__WHAT IS REQUIRED__: Go through the records and show each line where the word "accidente" occurs.

__Stored items__:
=======

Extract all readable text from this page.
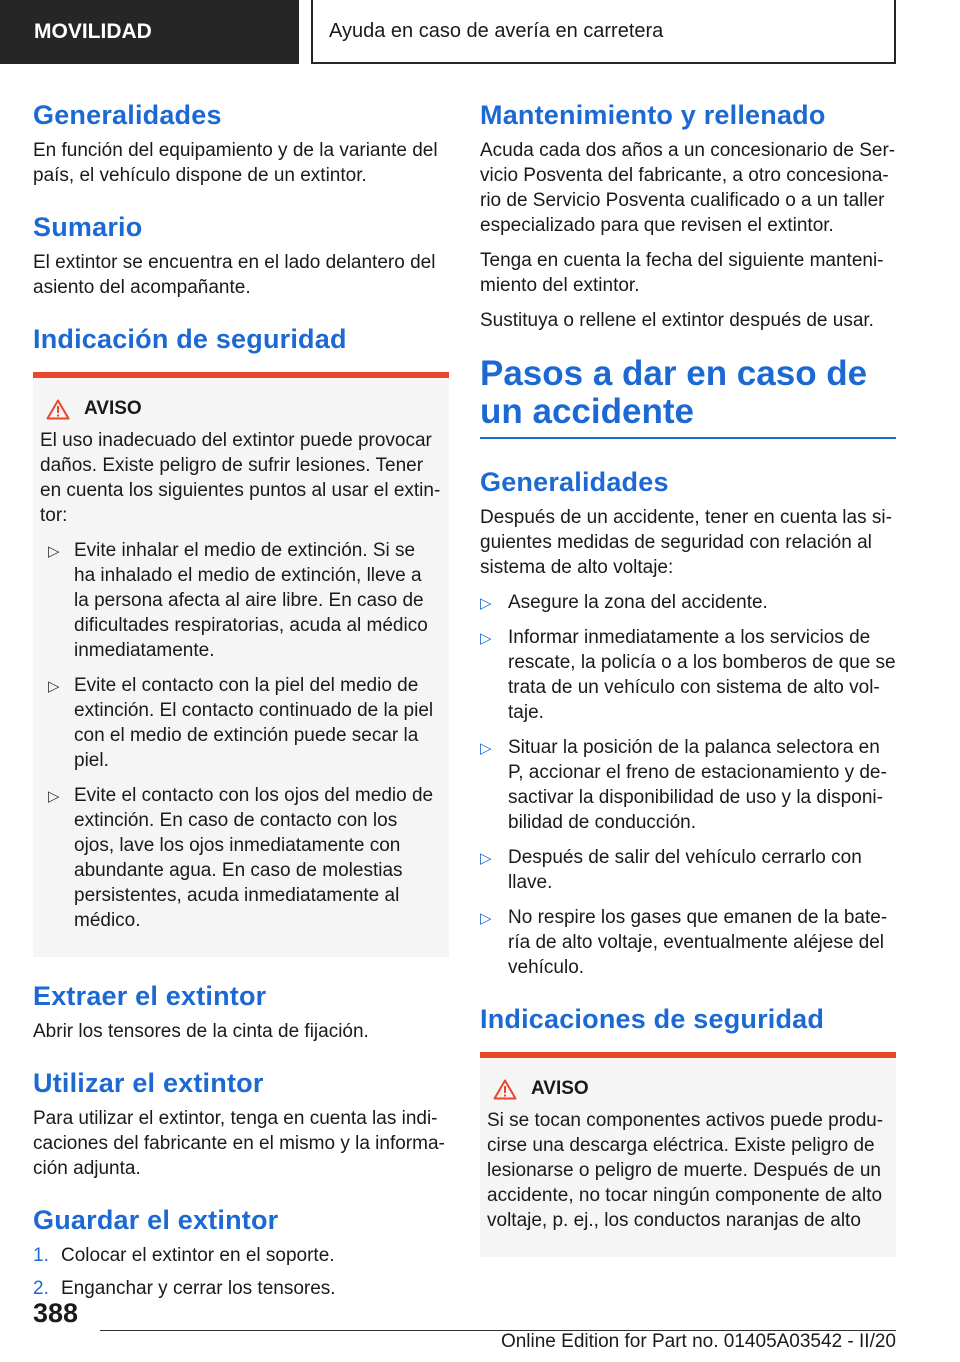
MOVILIDAD	Ayuda en caso de avería en carretera
Generalidades

En función del equipamiento y de la variante del país, el vehículo dispone de un extintor.

Sumario

El extintor se encuentra en el lado delantero del asiento del acompañante.

Indicación de seguridad
AVISO

El uso inadecuado del extintor puede provocar daños. Existe peligro de sufrir lesiones. Tener en cuenta los siguientes puntos al usar el extin-tor:

▷ Evite inhalar el medio de extinción. Si se ha inhalado el medio de extinción, lleve a la persona afecta al aire libre. En caso de dificultades respiratorias, acuda al médico inmediatamente.
▷ Evite el contacto con la piel del medio de extinción. El contacto continuado de la piel con el medio de extinción puede secar la piel.
▷ Evite el contacto con los ojos del medio de extinción. En caso de contacto con los ojos, lave los ojos inmediatamente con abundante agua. En caso de molestias persistentes, acuda inmediatamente al médico.
Extraer el extintor

Abrir los tensores de la cinta de fijación.

Utilizar el extintor

Para utilizar el extintor, tenga en cuenta las indi-caciones del fabricante en el mismo y la informa-ción adjunta.

Guardar el extintor
1. Colocar el extintor en el soporte.
2. Enganchar y cerrar los tensores.
Mantenimiento y rellenado

Acuda cada dos años a un concesionario de Ser-vicio Posventa del fabricante, a otro concesiona-rio de Servicio Posventa cualificado o a un taller especializado para que revisen el extintor.

Tenga en cuenta la fecha del siguiente manteni-miento del extintor.

Sustituya o rellene el extintor después de usar.

Pasos a dar en caso de un accidente
Generalidades

Después de un accidente, tener en cuenta las si-guientes medidas de seguridad con relación al sistema de alto voltaje:

▷ Asegure la zona del accidente.
▷ Informar inmediatamente a los servicios de rescate, la policía o a los bomberos de que se trata de un vehículo con sistema de alto vol-taje.
▷ Situar la posición de la palanca selectora en P, accionar el freno de estacionamiento y de-sactivar la disponibilidad de uso y la disponi-bilidad de conducción.
▷ Después de salir del vehículo cerrarlo con llave.
▷ No respire los gases que emanen de la bate-ría de alto voltaje, eventualmente aléjese del vehículo.
Indicaciones de seguridad
AVISO

Si se tocan componentes activos puede produ-cirse una descarga eléctrica. Existe peligro de lesionarse o peligro de muerte. Después de un accidente, no tocar ningún componente de alto voltaje, p. ej., los conductos naranjas de alto

388
Online Edition for Part no. 01405A03542 - II/20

=======

__SOLUTION TO THE PROBLEM__:
Pasos a dar en caso de un accidente
Después de un accidente, tener en cuenta las si-guientes medidas de seguridad con relación al sistema de alto voltaje:
▷ Asegure la zona del accidente.
Si se tocan componentes activos puede produ-cirse una descarga eléctrica. Existe peligro de lesionarse o peligro de muerte. Después de un accidente, no tocar ningún componente de alto voltaje, p. ej., los conductos naranjas de alto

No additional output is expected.